Copy each line below that includes "JSON".
** BEGIN Input rows **
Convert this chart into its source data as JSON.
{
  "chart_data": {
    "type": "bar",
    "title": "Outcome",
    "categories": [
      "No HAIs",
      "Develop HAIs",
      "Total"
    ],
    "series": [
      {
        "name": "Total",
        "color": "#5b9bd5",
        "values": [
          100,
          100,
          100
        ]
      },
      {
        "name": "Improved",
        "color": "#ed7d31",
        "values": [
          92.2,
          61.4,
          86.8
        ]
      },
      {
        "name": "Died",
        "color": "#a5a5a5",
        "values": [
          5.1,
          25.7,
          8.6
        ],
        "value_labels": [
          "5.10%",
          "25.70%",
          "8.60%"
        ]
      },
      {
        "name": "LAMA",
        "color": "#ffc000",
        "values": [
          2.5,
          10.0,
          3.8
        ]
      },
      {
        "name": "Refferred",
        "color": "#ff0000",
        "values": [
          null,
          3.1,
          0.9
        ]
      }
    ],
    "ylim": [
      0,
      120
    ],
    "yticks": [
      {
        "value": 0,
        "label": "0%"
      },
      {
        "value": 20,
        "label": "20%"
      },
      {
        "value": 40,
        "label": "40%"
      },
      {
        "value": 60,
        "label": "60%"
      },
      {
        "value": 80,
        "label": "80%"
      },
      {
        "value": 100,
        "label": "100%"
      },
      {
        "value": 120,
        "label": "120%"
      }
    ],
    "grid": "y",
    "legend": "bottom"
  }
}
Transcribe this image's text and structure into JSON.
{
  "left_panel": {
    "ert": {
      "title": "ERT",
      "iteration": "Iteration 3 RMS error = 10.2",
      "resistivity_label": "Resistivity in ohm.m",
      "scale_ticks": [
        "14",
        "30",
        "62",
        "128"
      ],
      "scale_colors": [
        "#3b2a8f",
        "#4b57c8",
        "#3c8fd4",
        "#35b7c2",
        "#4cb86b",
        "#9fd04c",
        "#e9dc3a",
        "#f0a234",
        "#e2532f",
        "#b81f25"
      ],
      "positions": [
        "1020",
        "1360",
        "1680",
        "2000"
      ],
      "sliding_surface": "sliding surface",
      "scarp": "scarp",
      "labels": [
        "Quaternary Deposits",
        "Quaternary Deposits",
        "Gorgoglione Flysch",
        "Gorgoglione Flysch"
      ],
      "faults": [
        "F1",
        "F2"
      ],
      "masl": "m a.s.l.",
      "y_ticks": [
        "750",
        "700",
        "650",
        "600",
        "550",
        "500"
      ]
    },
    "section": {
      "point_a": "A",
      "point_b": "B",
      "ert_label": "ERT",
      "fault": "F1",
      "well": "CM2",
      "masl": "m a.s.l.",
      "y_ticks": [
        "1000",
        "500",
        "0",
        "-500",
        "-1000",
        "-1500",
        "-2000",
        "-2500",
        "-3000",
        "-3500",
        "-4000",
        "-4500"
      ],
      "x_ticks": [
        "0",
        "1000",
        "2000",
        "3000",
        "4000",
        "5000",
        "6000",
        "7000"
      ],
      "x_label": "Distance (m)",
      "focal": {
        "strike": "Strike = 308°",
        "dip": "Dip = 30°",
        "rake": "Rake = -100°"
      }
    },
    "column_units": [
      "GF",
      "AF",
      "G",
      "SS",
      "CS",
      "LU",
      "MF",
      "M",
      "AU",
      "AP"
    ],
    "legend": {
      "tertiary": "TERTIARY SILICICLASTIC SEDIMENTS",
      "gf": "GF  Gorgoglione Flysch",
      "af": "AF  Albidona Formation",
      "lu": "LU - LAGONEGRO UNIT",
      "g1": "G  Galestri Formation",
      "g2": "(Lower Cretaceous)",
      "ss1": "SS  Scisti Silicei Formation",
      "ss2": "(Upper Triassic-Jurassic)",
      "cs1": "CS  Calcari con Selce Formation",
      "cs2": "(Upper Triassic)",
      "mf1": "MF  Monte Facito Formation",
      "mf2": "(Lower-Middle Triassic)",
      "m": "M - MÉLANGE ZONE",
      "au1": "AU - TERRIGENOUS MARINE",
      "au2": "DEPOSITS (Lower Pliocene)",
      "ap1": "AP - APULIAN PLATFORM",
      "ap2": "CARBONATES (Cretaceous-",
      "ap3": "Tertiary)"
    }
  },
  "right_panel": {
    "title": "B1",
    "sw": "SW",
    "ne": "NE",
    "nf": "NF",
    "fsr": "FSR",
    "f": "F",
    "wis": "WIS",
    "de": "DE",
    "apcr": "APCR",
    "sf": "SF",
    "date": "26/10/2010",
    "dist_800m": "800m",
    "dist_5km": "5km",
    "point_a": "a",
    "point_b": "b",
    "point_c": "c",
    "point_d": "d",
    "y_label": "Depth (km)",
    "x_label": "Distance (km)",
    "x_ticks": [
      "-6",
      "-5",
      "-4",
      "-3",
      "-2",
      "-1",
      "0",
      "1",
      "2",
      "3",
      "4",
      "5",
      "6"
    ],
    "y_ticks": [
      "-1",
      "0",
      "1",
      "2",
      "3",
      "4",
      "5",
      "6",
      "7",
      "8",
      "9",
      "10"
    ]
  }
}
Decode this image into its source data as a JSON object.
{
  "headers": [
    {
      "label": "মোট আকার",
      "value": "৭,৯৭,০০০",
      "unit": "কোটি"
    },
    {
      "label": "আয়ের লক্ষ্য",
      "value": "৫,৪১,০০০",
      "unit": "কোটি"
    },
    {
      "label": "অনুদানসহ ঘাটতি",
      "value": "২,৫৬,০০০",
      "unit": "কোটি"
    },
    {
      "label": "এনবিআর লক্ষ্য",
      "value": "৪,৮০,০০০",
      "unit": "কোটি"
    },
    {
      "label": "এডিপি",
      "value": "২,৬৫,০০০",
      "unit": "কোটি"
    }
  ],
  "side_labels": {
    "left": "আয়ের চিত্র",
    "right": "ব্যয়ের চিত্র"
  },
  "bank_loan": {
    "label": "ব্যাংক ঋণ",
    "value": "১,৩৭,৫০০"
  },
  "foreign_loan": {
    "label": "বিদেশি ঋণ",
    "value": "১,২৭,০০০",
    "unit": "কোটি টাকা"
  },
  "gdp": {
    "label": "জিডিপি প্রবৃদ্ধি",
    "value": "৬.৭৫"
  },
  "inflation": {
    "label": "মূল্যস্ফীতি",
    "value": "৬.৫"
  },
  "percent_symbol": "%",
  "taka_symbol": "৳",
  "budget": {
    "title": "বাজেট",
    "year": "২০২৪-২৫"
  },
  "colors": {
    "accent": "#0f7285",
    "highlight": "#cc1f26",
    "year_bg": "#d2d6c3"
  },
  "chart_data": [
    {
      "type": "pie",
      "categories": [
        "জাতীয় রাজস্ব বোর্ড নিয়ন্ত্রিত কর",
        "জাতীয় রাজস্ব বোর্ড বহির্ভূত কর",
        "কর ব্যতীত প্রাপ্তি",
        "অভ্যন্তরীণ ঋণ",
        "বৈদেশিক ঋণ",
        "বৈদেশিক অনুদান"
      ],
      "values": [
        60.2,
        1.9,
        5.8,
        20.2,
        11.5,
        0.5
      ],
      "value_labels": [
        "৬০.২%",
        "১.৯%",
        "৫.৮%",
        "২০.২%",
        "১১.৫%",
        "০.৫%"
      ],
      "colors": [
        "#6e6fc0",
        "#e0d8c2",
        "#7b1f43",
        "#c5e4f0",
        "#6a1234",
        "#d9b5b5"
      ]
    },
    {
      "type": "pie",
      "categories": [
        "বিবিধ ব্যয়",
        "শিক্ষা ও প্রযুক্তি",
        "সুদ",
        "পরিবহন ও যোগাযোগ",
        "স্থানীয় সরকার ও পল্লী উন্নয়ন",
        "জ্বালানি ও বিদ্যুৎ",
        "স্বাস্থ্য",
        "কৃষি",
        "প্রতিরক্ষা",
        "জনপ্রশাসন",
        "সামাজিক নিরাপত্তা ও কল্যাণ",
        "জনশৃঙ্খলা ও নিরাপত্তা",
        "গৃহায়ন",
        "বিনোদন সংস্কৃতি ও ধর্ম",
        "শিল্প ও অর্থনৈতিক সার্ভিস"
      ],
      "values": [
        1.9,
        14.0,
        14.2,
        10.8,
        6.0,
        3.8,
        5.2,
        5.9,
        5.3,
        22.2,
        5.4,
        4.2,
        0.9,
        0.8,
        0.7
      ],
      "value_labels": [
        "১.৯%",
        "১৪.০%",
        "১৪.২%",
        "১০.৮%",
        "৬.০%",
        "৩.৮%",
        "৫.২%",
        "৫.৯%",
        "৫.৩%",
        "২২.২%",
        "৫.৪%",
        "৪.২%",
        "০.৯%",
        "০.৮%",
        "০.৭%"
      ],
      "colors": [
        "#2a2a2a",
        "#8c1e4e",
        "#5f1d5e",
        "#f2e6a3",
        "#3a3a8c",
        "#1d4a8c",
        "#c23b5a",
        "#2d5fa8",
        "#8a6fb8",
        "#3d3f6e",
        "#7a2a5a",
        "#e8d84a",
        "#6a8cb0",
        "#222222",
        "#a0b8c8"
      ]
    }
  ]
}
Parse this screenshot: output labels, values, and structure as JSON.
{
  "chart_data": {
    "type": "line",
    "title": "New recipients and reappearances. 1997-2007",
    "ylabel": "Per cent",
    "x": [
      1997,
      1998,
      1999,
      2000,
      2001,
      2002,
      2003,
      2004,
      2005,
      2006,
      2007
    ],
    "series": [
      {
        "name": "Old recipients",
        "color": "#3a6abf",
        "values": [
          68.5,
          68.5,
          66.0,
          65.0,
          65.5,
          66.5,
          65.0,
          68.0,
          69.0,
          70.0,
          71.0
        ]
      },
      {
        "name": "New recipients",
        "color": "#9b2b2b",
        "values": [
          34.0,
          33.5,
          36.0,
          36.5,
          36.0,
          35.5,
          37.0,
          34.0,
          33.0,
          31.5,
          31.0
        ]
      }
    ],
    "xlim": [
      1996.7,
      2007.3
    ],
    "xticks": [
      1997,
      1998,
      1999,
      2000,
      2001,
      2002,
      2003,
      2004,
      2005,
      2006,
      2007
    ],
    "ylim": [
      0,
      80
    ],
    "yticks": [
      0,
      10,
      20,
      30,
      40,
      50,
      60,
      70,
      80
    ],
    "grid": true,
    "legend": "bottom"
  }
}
** END Input rows **
Correct output:
Convert this chart into its source data as JSON.
Transcribe this image's text and structure into JSON.
Decode this image into its source data as a JSON object.
Parse this screenshot: output labels, values, and structure as JSON.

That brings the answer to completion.